Collected data
##############################
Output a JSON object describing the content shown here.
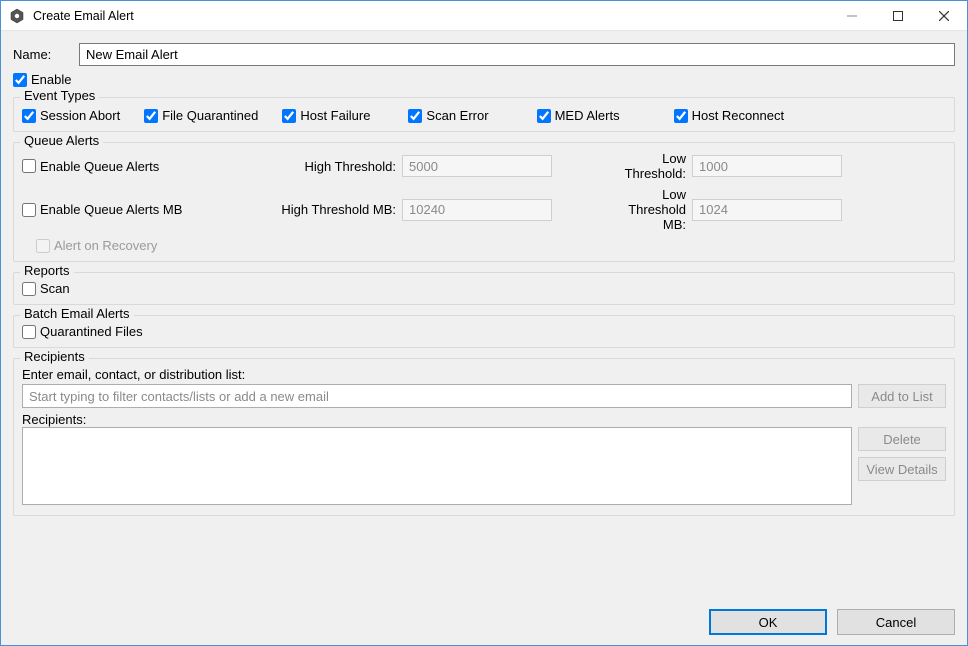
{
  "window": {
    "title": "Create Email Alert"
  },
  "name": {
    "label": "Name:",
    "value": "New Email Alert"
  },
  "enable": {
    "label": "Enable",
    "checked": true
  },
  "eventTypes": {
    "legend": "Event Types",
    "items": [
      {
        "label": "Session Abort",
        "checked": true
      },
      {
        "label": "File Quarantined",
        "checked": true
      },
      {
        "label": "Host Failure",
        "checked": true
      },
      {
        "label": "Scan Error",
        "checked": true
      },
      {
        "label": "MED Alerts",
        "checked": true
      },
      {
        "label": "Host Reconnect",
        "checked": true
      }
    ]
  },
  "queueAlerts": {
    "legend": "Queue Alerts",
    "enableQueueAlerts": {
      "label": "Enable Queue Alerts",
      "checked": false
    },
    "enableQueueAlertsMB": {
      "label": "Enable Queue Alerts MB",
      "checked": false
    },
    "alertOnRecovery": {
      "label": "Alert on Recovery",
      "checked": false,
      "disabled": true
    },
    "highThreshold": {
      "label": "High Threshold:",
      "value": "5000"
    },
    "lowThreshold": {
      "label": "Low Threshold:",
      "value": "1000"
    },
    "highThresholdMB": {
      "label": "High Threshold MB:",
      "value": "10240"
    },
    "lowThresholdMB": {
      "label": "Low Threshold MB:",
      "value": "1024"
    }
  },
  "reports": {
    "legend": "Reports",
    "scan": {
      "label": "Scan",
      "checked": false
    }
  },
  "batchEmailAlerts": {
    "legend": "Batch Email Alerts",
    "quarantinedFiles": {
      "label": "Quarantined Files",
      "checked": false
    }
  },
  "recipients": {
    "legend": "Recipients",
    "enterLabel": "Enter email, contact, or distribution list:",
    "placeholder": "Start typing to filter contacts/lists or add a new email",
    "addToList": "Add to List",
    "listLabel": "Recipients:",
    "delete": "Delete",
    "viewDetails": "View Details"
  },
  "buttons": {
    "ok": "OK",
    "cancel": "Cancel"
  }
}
##############################
■ What needs to be done
Omit the pictures and restate the rest of the records verbatim.

■ Complete answer
Output a JSON object describing the content shown here.
{
  "window": {
    "title": "Create Email Alert"
  },
  "name": {
    "label": "Name:",
    "value": "New Email Alert"
  },
  "enable": {
    "label": "Enable",
    "checked": true
  },
  "eventTypes": {
    "legend": "Event Types",
    "items": [
      {
        "label": "Session Abort",
        "checked": true
      },
      {
        "label": "File Quarantined",
        "checked": true
      },
      {
        "label": "Host Failure",
        "checked": true
      },
      {
        "label": "Scan Error",
        "checked": true
      },
      {
        "label": "MED Alerts",
        "checked": true
      },
      {
        "label": "Host Reconnect",
        "checked": true
      }
    ]
  },
  "queueAlerts": {
    "legend": "Queue Alerts",
    "enableQueueAlerts": {
      "label": "Enable Queue Alerts",
      "checked": false
    },
    "enableQueueAlertsMB": {
      "label": "Enable Queue Alerts MB",
      "checked": false
    },
    "alertOnRecovery": {
      "label": "Alert on Recovery",
      "checked": false,
      "disabled": true
    },
    "highThreshold": {
      "label": "High Threshold:",
      "value": "5000"
    },
    "lowThreshold": {
      "label": "Low Threshold:",
      "value": "1000"
    },
    "highThresholdMB": {
      "label": "High Threshold MB:",
      "value": "10240"
    },
    "lowThresholdMB": {
      "label": "Low Threshold MB:",
      "value": "1024"
    }
  },
  "reports": {
    "legend": "Reports",
    "scan": {
      "label": "Scan",
      "checked": false
    }
  },
  "batchEmailAlerts": {
    "legend": "Batch Email Alerts",
    "quarantinedFiles": {
      "label": "Quarantined Files",
      "checked": false
    }
  },
  "recipients": {
    "legend": "Recipients",
    "enterLabel": "Enter email, contact, or distribution list:",
    "placeholder": "Start typing to filter contacts/lists or add a new email",
    "addToList": "Add to List",
    "listLabel": "Recipients:",
    "delete": "Delete",
    "viewDetails": "View Details"
  },
  "buttons": {
    "ok": "OK",
    "cancel": "Cancel"
  }
}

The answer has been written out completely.